*Supplied information*.
== == ==

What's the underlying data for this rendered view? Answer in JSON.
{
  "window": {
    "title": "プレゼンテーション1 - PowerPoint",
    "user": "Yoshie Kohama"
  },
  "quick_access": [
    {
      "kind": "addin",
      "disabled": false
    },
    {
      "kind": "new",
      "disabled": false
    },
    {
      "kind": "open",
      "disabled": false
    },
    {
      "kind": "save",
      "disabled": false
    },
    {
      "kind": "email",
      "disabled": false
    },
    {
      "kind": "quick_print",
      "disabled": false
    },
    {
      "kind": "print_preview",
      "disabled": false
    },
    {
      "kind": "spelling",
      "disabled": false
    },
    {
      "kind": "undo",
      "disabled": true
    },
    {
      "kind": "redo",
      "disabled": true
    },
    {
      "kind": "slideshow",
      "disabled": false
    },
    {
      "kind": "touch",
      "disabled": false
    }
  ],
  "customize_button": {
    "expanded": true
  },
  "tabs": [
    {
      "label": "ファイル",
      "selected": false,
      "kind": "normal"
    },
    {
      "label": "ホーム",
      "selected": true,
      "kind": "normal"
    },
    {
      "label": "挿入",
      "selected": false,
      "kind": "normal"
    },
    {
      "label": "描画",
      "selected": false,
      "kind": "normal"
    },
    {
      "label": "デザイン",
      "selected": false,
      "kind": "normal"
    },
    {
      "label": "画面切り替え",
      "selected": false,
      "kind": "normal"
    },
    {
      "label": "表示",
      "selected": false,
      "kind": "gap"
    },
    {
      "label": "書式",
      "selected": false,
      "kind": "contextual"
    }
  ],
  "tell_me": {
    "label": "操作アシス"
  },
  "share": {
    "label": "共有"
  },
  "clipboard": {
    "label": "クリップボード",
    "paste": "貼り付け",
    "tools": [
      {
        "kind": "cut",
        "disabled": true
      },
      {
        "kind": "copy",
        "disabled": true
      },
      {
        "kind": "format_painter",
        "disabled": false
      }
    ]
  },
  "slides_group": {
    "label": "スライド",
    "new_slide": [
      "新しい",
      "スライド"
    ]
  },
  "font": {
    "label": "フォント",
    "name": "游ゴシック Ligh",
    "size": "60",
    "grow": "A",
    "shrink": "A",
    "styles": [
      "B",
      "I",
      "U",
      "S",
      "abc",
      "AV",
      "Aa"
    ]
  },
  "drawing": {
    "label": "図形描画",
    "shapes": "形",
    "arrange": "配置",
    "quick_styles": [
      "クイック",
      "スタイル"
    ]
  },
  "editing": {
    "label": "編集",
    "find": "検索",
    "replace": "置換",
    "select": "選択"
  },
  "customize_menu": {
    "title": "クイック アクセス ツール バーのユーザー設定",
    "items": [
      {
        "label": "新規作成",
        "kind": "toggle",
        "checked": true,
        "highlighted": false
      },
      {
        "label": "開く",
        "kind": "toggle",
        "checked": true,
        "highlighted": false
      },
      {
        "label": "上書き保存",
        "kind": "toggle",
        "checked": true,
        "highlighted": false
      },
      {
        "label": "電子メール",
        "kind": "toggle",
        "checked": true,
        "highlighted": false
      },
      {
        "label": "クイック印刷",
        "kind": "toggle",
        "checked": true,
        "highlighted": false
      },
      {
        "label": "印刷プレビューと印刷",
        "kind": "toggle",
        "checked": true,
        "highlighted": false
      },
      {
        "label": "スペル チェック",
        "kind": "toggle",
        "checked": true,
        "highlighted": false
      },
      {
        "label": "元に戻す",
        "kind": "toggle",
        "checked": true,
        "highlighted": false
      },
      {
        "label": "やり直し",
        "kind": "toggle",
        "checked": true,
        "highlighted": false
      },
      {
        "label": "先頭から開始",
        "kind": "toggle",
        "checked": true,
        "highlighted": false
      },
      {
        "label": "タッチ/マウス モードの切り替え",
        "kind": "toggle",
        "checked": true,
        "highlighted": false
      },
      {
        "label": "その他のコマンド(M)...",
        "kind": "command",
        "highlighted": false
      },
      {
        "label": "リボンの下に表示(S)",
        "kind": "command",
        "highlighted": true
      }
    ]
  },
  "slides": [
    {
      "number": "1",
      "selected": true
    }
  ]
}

== == ==

*Goal*. Extract every line containing the string "title" from the material.

*Exercise result*.
    "title": "プレゼンテーション1 - PowerPoint",
    "title": "クイック アクセス ツール バーのユーザー設定",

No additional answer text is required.